● To be done:
All records below must be retyped exactly.

● Task data:
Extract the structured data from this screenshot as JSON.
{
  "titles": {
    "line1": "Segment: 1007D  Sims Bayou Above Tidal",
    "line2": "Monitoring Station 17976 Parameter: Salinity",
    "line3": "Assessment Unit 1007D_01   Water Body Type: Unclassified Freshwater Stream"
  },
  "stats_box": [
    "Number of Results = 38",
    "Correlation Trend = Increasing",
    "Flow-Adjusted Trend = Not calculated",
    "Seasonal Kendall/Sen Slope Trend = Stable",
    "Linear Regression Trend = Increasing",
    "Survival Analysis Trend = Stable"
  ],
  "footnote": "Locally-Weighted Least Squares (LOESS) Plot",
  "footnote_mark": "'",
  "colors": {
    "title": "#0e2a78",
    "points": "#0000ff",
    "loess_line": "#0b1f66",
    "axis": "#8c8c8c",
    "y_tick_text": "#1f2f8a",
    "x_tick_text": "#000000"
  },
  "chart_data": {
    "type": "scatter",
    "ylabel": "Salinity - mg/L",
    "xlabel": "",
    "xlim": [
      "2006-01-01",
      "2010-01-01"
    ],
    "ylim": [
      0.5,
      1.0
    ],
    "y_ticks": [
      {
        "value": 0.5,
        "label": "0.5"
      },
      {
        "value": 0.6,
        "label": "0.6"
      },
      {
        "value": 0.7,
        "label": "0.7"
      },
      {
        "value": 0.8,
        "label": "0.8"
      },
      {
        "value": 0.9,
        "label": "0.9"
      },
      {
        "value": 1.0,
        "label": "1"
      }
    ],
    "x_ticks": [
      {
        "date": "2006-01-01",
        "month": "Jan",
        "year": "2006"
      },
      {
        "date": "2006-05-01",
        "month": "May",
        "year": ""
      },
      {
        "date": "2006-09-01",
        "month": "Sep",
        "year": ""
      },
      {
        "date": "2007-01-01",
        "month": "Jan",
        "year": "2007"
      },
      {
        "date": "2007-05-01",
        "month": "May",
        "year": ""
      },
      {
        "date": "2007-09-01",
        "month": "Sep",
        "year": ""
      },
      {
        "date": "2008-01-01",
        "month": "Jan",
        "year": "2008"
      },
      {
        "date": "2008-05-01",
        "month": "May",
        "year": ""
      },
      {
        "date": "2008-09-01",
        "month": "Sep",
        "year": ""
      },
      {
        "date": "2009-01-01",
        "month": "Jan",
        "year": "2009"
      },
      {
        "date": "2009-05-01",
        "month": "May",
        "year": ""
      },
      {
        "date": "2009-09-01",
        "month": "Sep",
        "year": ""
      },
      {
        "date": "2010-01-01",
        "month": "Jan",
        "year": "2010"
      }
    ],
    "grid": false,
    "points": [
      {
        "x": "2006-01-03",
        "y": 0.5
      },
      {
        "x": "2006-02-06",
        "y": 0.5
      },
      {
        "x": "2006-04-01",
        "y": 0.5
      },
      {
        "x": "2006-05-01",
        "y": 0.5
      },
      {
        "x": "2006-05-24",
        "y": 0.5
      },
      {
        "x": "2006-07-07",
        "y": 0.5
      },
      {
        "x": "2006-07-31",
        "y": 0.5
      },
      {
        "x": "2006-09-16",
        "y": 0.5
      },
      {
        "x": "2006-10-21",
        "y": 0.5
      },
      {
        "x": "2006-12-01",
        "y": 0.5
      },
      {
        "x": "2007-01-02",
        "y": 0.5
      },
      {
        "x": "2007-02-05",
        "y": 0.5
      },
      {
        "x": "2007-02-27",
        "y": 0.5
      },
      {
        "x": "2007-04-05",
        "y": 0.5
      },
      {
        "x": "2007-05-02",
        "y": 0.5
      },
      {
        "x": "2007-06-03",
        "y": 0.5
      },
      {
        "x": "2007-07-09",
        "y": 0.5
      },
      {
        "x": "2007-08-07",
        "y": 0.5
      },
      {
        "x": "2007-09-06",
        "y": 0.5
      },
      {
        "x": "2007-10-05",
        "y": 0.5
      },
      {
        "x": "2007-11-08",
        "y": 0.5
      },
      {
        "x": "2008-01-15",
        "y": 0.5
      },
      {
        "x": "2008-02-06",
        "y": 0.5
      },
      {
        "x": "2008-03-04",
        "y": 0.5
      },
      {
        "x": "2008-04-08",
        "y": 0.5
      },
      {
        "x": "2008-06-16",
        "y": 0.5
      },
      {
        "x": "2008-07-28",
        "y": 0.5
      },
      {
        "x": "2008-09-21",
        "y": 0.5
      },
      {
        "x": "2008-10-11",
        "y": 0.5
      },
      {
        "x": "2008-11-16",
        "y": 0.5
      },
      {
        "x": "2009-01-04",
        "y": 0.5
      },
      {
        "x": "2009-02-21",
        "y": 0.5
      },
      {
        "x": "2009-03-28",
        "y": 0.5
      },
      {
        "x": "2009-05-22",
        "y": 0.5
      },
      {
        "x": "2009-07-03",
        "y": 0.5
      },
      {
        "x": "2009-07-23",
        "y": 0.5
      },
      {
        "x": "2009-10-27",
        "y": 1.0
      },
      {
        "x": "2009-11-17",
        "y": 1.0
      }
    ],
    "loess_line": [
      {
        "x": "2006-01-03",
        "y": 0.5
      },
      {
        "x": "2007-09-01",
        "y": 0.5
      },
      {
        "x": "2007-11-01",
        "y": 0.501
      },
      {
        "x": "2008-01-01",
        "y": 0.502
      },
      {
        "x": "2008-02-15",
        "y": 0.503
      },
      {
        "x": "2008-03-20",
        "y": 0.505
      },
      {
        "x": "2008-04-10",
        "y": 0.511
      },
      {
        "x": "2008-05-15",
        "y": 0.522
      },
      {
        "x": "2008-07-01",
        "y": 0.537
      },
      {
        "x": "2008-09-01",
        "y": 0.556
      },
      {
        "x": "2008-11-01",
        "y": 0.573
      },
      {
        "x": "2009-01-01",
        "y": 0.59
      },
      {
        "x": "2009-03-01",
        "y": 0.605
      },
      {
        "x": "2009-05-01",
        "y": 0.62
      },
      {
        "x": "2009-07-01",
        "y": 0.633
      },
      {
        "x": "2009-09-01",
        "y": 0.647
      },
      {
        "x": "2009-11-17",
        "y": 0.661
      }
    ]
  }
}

● Result for this task:
Extract the structured data from this screenshot as JSON.
{
  "titles": {
    "line1": "Segment: 1007D  Sims Bayou Above Tidal",
    "line2": "Monitoring Station 17976 Parameter: Salinity",
    "line3": "Assessment Unit 1007D_01   Water Body Type: Unclassified Freshwater Stream"
  },
  "stats_box": [
    "Number of Results = 38",
    "Correlation Trend = Increasing",
    "Flow-Adjusted Trend = Not calculated",
    "Seasonal Kendall/Sen Slope Trend = Stable",
    "Linear Regression Trend = Increasing",
    "Survival Analysis Trend = Stable"
  ],
  "footnote": "Locally-Weighted Least Squares (LOESS) Plot",
  "footnote_mark": "'",
  "colors": {
    "title": "#0e2a78",
    "points": "#0000ff",
    "loess_line": "#0b1f66",
    "axis": "#8c8c8c",
    "y_tick_text": "#1f2f8a",
    "x_tick_text": "#000000"
  },
  "chart_data": {
    "type": "scatter",
    "ylabel": "Salinity - mg/L",
    "xlabel": "",
    "xlim": [
      "2006-01-01",
      "2010-01-01"
    ],
    "ylim": [
      0.5,
      1.0
    ],
    "y_ticks": [
      {
        "value": 0.5,
        "label": "0.5"
      },
      {
        "value": 0.6,
        "label": "0.6"
      },
      {
        "value": 0.7,
        "label": "0.7"
      },
      {
        "value": 0.8,
        "label": "0.8"
      },
      {
        "value": 0.9,
        "label": "0.9"
      },
      {
        "value": 1.0,
        "label": "1"
      }
    ],
    "x_ticks": [
      {
        "date": "2006-01-01",
        "month": "Jan",
        "year": "2006"
      },
      {
        "date": "2006-05-01",
        "month": "May",
        "year": ""
      },
      {
        "date": "2006-09-01",
        "month": "Sep",
        "year": ""
      },
      {
        "date": "2007-01-01",
        "month": "Jan",
        "year": "2007"
      },
      {
        "date": "2007-05-01",
        "month": "May",
        "year": ""
      },
      {
        "date": "2007-09-01",
        "month": "Sep",
        "year": ""
      },
      {
        "date": "2008-01-01",
        "month": "Jan",
        "year": "2008"
      },
      {
        "date": "2008-05-01",
        "month": "May",
        "year": ""
      },
      {
        "date": "2008-09-01",
        "month": "Sep",
        "year": ""
      },
      {
        "date": "2009-01-01",
        "month": "Jan",
        "year": "2009"
      },
      {
        "date": "2009-05-01",
        "month": "May",
        "year": ""
      },
      {
        "date": "2009-09-01",
        "month": "Sep",
        "year": ""
      },
      {
        "date": "2010-01-01",
        "month": "Jan",
        "year": "2010"
      }
    ],
    "grid": false,
    "points": [
      {
        "x": "2006-01-03",
        "y": 0.5
      },
      {
        "x": "2006-02-06",
        "y": 0.5
      },
      {
        "x": "2006-04-01",
        "y": 0.5
      },
      {
        "x": "2006-05-01",
        "y": 0.5
      },
      {
        "x": "2006-05-24",
        "y": 0.5
      },
      {
        "x": "2006-07-07",
        "y": 0.5
      },
      {
        "x": "2006-07-31",
        "y": 0.5
      },
      {
        "x": "2006-09-16",
        "y": 0.5
      },
      {
        "x": "2006-10-21",
        "y": 0.5
      },
      {
        "x": "2006-12-01",
        "y": 0.5
      },
      {
        "x": "2007-01-02",
        "y": 0.5
      },
      {
        "x": "2007-02-05",
        "y": 0.5
      },
      {
        "x": "2007-02-27",
        "y": 0.5
      },
      {
        "x": "2007-04-05",
        "y": 0.5
      },
      {
        "x": "2007-05-02",
        "y": 0.5
      },
      {
        "x": "2007-06-03",
        "y": 0.5
      },
      {
        "x": "2007-07-09",
        "y": 0.5
      },
      {
        "x": "2007-08-07",
        "y": 0.5
      },
      {
        "x": "2007-09-06",
        "y": 0.5
      },
      {
        "x": "2007-10-05",
        "y": 0.5
      },
      {
        "x": "2007-11-08",
        "y": 0.5
      },
      {
        "x": "2008-01-15",
        "y": 0.5
      },
      {
        "x": "2008-02-06",
        "y": 0.5
      },
      {
        "x": "2008-03-04",
        "y": 0.5
      },
      {
        "x": "2008-04-08",
        "y": 0.5
      },
      {
        "x": "2008-06-16",
        "y": 0.5
      },
      {
        "x": "2008-07-28",
        "y": 0.5
      },
      {
        "x": "2008-09-21",
        "y": 0.5
      },
      {
        "x": "2008-10-11",
        "y": 0.5
      },
      {
        "x": "2008-11-16",
        "y": 0.5
      },
      {
        "x": "2009-01-04",
        "y": 0.5
      },
      {
        "x": "2009-02-21",
        "y": 0.5
      },
      {
        "x": "2009-03-28",
        "y": 0.5
      },
      {
        "x": "2009-05-22",
        "y": 0.5
      },
      {
        "x": "2009-07-03",
        "y": 0.5
      },
      {
        "x": "2009-07-23",
        "y": 0.5
      },
      {
        "x": "2009-10-27",
        "y": 1.0
      },
      {
        "x": "2009-11-17",
        "y": 1.0
      }
    ],
    "loess_line": [
      {
        "x": "2006-01-03",
        "y": 0.5
      },
      {
        "x": "2007-09-01",
        "y": 0.5
      },
      {
        "x": "2007-11-01",
        "y": 0.501
      },
      {
        "x": "2008-01-01",
        "y": 0.502
      },
      {
        "x": "2008-02-15",
        "y": 0.503
      },
      {
        "x": "2008-03-20",
        "y": 0.505
      },
      {
        "x": "2008-04-10",
        "y": 0.511
      },
      {
        "x": "2008-05-15",
        "y": 0.522
      },
      {
        "x": "2008-07-01",
        "y": 0.537
      },
      {
        "x": "2008-09-01",
        "y": 0.556
      },
      {
        "x": "2008-11-01",
        "y": 0.573
      },
      {
        "x": "2009-01-01",
        "y": 0.59
      },
      {
        "x": "2009-03-01",
        "y": 0.605
      },
      {
        "x": "2009-05-01",
        "y": 0.62
      },
      {
        "x": "2009-07-01",
        "y": 0.633
      },
      {
        "x": "2009-09-01",
        "y": 0.647
      },
      {
        "x": "2009-11-17",
        "y": 0.661
      }
    ]
  }
}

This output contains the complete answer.